## EXERCISE AIM
Transcribe each of the records below exactly, excluding all pictures.

## RECORDS TO PROCESS
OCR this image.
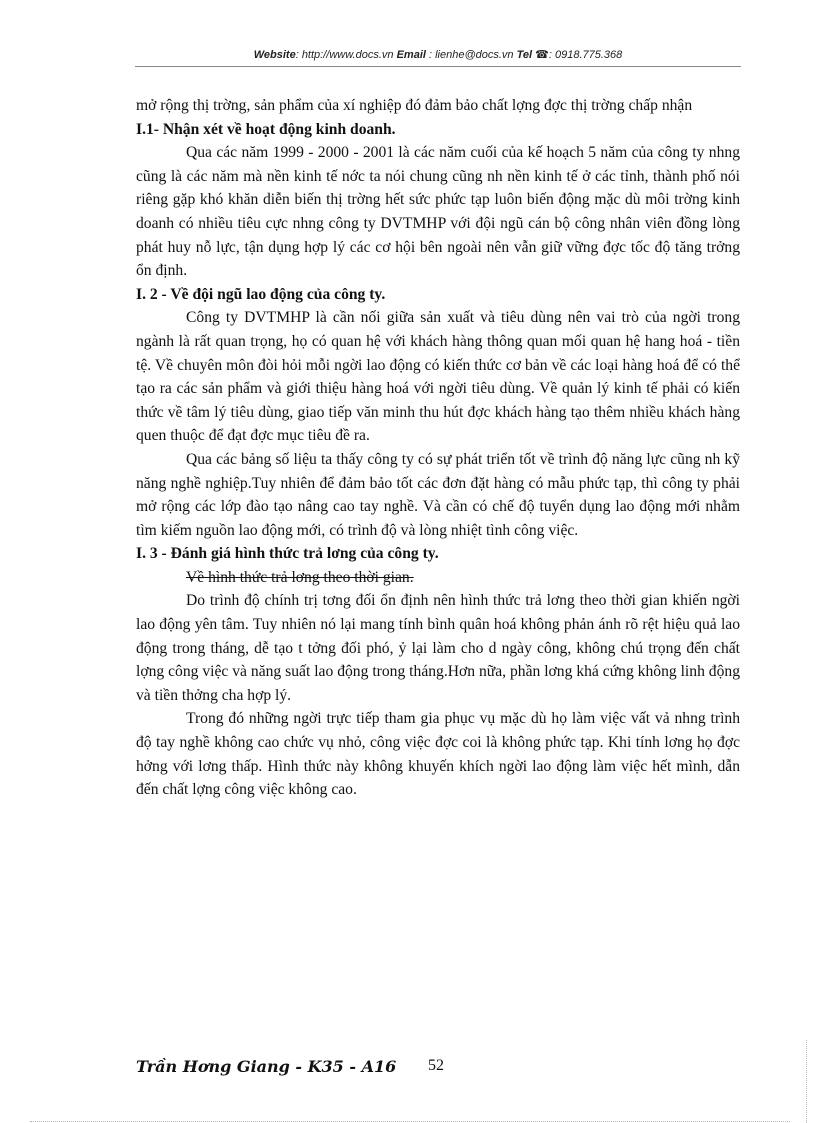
Website: http://www.docs.vn Email : lienhe@docs.vn Tel ☎: 0918.775.368

mở rộng thị trờng, sản phẩm của xí nghiệp đó đảm bảo chất lợng đợc thị trờng chấp nhận

I.1- Nhận xét về hoạt động kinh doanh.

Qua các năm 1999 - 2000 - 2001 là các năm cuối của kế hoạch 5 năm của công ty nhng cũng là các năm mà nền kinh tế nớc ta nói chung cũng nh nền kinh tế ở các tỉnh, thành phố nói riêng gặp khó khăn diễn biến thị trờng hết sức phức tạp luôn biến động mặc dù môi trờng kinh doanh có nhiều tiêu cực nhng công ty DVTMHP với đội ngũ cán bộ công nhân viên đồng lòng phát huy nỗ lực, tận dụng hợp lý các cơ hội bên ngoài nên vẫn giữ vững đợc tốc độ tăng trởng ổn định.

I. 2 - Về đội ngũ lao động của công ty.

Công ty DVTMHP là cần nối giữa sản xuất và tiêu dùng nên vai trò của ngời trong ngành là rất quan trọng, họ có quan hệ với khách hàng thông quan mối quan hệ hang hoá - tiền tệ. Về chuyên môn đòi hỏi mỗi ngời lao động có kiến thức cơ bản về các loại hàng hoá để có thể tạo ra các sản phẩm và giới thiệu hàng hoá với ngời tiêu dùng. Về quản lý kinh tế phải có kiến thức về tâm lý tiêu dùng, giao tiếp văn minh thu hút đợc khách hàng tạo thêm nhiều khách hàng quen thuộc để đạt đợc mục tiêu đề ra.

Qua các bảng số liệu ta thấy công ty có sự phát triển tốt về trình độ năng lực cũng nh kỹ năng nghề nghiệp.Tuy nhiên để đảm bảo tốt các đơn đặt hàng có mẫu phức tạp, thì công ty phải mở rộng các lớp đào tạo nâng cao tay nghề. Và cần có chế độ tuyển dụng lao động mới nhằm tìm kiếm nguồn lao động mới, có trình độ và lòng nhiệt tình công việc.

I. 3 - Đánh giá hình thức trả lơng của công ty.

Về hình thức trả lơng theo thời gian.

Do trình độ chính trị tơng đối ổn định nên hình thức trả lơng theo thời gian khiến ngời lao động yên tâm. Tuy nhiên nó lại mang tính bình quân hoá không phản ánh rõ rệt hiệu quả lao động trong tháng, dễ tạo t tởng đối phó, ỷ lại làm cho d ngày công, không chú trọng đến chất lợng công việc và năng suất lao động trong tháng.Hơn nữa, phần lơng khá cứng không linh động và tiền thởng cha hợp lý.

Trong đó những ngời trực tiếp tham gia phục vụ mặc dù họ làm việc vất vả nhng trình độ tay nghề không cao chức vụ nhỏ, công việc đợc coi là không phức tạp. Khi tính lơng họ đợc hởng với lơng thấp. Hình thức này không khuyến khích ngời lao động làm việc hết mình, dẫn đến chất lợng công việc không cao.

Trần Hơng Giang - K35 - A16 52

## REPLY
OCR this image.
Website: http://www.docs.vn Email : lienhe@docs.vn Tel ☎: 0918.775.368

mở rộng thị trờng, sản phẩm của xí nghiệp đó đảm bảo chất lợng đợc thị trờng chấp nhận

I.1- Nhận xét về hoạt động kinh doanh.

Qua các năm 1999 - 2000 - 2001 là các năm cuối của kế hoạch 5 năm của công ty nhng cũng là các năm mà nền kinh tế nớc ta nói chung cũng nh nền kinh tế ở các tỉnh, thành phố nói riêng gặp khó khăn diễn biến thị trờng hết sức phức tạp luôn biến động mặc dù môi trờng kinh doanh có nhiều tiêu cực nhng công ty DVTMHP với đội ngũ cán bộ công nhân viên đồng lòng phát huy nỗ lực, tận dụng hợp lý các cơ hội bên ngoài nên vẫn giữ vững đợc tốc độ tăng trởng ổn định.

I. 2 - Về đội ngũ lao động của công ty.

Công ty DVTMHP là cần nối giữa sản xuất và tiêu dùng nên vai trò của ngời trong ngành là rất quan trọng, họ có quan hệ với khách hàng thông quan mối quan hệ hang hoá - tiền tệ. Về chuyên môn đòi hỏi mỗi ngời lao động có kiến thức cơ bản về các loại hàng hoá để có thể tạo ra các sản phẩm và giới thiệu hàng hoá với ngời tiêu dùng. Về quản lý kinh tế phải có kiến thức về tâm lý tiêu dùng, giao tiếp văn minh thu hút đợc khách hàng tạo thêm nhiều khách hàng quen thuộc để đạt đợc mục tiêu đề ra.

Qua các bảng số liệu ta thấy công ty có sự phát triển tốt về trình độ năng lực cũng nh kỹ năng nghề nghiệp.Tuy nhiên để đảm bảo tốt các đơn đặt hàng có mẫu phức tạp, thì công ty phải mở rộng các lớp đào tạo nâng cao tay nghề. Và cần có chế độ tuyển dụng lao động mới nhằm tìm kiếm nguồn lao động mới, có trình độ và lòng nhiệt tình công việc.

I. 3 - Đánh giá hình thức trả lơng của công ty.

Về hình thức trả lơng theo thời gian.

Do trình độ chính trị tơng đối ổn định nên hình thức trả lơng theo thời gian khiến ngời lao động yên tâm. Tuy nhiên nó lại mang tính bình quân hoá không phản ánh rõ rệt hiệu quả lao động trong tháng, dễ tạo t tởng đối phó, ỷ lại làm cho d ngày công, không chú trọng đến chất lợng công việc và năng suất lao động trong tháng.Hơn nữa, phần lơng khá cứng không linh động và tiền thởng cha hợp lý.

Trong đó những ngời trực tiếp tham gia phục vụ mặc dù họ làm việc vất vả nhng trình độ tay nghề không cao chức vụ nhỏ, công việc đợc coi là không phức tạp. Khi tính lơng họ đợc hởng với lơng thấp. Hình thức này không khuyến khích ngời lao động làm việc hết mình, dẫn đến chất lợng công việc không cao.

Trần Hơng Giang - K35 - A16 52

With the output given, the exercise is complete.